• _EXERCISE OBJECTIVE_: Output nothing but the lines from the line with "Transcribe this image's" through the end of the listing below, both ends included.

----------------------------------------

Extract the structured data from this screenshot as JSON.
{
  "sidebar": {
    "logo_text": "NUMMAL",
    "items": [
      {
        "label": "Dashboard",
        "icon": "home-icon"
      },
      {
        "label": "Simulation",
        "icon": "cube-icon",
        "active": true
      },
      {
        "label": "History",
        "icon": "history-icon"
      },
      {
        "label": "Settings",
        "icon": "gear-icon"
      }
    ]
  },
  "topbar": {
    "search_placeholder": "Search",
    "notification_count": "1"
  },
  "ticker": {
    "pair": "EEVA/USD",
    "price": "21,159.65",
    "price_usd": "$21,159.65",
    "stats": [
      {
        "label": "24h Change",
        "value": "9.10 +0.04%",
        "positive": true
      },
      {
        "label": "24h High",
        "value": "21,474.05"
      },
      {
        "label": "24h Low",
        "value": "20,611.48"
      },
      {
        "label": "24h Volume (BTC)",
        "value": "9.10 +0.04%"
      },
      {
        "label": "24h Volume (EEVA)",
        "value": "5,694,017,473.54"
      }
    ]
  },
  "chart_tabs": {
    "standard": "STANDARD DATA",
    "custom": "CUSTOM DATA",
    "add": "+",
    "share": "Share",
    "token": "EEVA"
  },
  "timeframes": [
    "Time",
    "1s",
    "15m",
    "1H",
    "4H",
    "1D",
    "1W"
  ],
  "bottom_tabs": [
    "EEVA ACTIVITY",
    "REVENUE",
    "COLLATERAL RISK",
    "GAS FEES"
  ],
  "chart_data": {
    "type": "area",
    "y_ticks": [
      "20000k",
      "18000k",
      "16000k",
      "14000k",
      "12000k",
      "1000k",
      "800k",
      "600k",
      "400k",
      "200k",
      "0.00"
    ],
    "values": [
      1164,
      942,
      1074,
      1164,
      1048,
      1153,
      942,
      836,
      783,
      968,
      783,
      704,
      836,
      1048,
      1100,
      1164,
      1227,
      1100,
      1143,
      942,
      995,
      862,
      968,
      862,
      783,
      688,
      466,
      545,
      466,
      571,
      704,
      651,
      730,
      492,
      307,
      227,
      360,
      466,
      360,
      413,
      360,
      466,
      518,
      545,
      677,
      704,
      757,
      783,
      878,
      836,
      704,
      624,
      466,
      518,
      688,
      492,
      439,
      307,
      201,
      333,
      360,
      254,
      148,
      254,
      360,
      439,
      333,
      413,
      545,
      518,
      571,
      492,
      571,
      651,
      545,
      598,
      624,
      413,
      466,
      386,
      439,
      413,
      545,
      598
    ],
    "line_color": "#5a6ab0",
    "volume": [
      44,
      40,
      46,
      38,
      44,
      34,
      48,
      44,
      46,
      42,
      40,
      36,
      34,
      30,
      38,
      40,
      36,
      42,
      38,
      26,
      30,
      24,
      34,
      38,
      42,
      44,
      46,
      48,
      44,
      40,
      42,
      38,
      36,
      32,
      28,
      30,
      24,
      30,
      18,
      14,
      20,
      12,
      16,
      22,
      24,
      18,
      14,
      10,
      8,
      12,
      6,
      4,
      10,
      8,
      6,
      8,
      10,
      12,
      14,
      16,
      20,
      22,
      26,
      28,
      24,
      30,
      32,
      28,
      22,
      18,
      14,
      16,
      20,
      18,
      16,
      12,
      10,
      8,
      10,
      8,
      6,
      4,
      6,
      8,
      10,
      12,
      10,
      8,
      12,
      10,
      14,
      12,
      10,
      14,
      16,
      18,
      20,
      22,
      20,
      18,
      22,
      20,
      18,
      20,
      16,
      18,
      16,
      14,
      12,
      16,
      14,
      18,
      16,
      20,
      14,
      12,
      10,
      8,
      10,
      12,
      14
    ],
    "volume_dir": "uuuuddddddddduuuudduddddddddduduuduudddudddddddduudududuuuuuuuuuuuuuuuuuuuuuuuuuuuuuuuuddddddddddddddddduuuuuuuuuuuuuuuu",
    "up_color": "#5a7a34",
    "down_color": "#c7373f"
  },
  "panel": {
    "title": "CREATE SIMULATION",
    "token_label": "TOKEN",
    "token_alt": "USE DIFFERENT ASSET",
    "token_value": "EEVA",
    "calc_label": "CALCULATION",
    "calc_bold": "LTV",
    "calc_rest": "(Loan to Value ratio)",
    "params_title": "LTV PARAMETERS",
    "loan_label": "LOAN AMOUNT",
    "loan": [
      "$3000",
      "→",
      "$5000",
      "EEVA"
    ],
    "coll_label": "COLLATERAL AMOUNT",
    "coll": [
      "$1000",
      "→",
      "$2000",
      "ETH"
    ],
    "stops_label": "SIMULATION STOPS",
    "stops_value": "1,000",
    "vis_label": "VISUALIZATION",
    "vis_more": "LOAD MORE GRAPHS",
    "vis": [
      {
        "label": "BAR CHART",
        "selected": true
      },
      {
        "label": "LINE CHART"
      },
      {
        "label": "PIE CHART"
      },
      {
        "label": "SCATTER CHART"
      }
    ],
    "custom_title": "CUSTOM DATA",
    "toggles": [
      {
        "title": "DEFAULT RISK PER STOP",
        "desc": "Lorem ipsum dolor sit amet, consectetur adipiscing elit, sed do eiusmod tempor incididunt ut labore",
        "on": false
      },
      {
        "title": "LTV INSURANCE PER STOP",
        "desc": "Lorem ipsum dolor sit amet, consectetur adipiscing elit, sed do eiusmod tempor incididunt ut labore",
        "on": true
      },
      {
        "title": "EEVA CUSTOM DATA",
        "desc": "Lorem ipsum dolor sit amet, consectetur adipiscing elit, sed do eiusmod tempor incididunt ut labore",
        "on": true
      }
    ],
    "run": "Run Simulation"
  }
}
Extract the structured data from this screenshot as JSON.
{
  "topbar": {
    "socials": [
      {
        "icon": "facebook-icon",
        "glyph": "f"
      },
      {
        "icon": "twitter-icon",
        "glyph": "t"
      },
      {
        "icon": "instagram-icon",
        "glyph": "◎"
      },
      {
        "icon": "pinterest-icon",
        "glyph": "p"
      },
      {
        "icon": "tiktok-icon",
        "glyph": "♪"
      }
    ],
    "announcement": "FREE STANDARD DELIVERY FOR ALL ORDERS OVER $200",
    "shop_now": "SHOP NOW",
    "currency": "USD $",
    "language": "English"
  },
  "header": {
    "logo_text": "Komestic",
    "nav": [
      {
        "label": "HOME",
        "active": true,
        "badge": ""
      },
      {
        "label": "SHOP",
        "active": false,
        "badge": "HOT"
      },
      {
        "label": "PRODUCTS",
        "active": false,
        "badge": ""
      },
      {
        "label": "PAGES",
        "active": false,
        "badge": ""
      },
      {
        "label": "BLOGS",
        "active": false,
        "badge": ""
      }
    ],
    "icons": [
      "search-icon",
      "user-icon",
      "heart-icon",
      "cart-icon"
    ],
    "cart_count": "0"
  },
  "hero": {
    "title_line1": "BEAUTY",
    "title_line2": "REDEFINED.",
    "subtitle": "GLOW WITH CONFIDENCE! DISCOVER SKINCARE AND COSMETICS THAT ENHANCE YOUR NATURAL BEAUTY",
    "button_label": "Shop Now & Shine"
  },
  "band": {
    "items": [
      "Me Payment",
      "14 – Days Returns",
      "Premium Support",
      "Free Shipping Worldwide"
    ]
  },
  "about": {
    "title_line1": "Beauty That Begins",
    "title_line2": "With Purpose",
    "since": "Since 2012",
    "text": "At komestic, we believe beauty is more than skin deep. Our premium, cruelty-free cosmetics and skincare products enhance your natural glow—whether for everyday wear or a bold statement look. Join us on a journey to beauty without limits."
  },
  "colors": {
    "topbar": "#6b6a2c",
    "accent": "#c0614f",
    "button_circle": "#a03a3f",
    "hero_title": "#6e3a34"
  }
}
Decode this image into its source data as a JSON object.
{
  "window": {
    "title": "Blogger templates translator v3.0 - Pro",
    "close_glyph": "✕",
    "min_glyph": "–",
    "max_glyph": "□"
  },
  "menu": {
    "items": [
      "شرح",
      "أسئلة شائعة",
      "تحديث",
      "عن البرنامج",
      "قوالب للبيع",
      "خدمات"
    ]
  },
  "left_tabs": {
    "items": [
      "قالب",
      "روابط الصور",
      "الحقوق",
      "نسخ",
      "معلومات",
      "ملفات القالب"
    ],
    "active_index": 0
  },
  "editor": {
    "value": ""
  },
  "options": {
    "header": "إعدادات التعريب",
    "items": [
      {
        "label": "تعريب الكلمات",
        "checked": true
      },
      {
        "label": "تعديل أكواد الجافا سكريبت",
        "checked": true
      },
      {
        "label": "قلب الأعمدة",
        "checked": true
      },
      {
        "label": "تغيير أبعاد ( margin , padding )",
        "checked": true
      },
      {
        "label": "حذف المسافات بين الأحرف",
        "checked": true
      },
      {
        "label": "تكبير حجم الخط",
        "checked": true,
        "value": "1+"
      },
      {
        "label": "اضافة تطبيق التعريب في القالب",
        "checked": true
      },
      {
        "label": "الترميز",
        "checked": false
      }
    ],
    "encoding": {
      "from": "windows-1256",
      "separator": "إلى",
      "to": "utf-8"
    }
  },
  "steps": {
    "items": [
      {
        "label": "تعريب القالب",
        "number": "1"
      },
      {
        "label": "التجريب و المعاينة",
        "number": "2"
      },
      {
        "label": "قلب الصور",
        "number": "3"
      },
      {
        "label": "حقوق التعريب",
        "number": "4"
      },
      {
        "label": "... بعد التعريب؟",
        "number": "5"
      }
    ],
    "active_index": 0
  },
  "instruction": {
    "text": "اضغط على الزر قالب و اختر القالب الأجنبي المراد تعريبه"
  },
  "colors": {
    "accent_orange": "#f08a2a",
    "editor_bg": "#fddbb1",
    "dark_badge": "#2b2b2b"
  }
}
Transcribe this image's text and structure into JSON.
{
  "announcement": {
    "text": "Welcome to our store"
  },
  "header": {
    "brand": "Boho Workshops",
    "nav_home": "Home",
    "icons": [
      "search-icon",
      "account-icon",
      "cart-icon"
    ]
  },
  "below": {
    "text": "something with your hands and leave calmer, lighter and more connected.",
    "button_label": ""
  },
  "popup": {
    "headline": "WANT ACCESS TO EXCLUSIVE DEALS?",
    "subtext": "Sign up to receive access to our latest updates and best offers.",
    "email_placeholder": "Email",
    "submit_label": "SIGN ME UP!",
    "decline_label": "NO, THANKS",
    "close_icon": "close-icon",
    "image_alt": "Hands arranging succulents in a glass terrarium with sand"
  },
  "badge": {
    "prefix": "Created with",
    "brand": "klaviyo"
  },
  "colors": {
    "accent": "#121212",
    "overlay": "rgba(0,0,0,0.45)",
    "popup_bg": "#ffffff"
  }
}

----------------------------------------

• _SOLUTION FOR THIS TASK_:
Transcribe this image's text and structure into JSON.
{
  "announcement": {
    "text": "Welcome to our store"
  },
  "header": {
    "brand": "Boho Workshops",
    "nav_home": "Home",
    "icons": [
      "search-icon",
      "account-icon",
      "cart-icon"
    ]
  },
  "below": {
    "text": "something with your hands and leave calmer, lighter and more connected.",
    "button_label": ""
  },
  "popup": {
    "headline": "WANT ACCESS TO EXCLUSIVE DEALS?",
    "subtext": "Sign up to receive access to our latest updates and best offers.",
    "email_placeholder": "Email",
    "submit_label": "SIGN ME UP!",
    "decline_label": "NO, THANKS",
    "close_icon": "close-icon",
    "image_alt": "Hands arranging succulents in a glass terrarium with sand"
  },
  "badge": {
    "prefix": "Created with",
    "brand": "klaviyo"
  },
  "colors": {
    "accent": "#121212",
    "overlay": "rgba(0,0,0,0.45)",
    "popup_bg": "#ffffff"
  }
}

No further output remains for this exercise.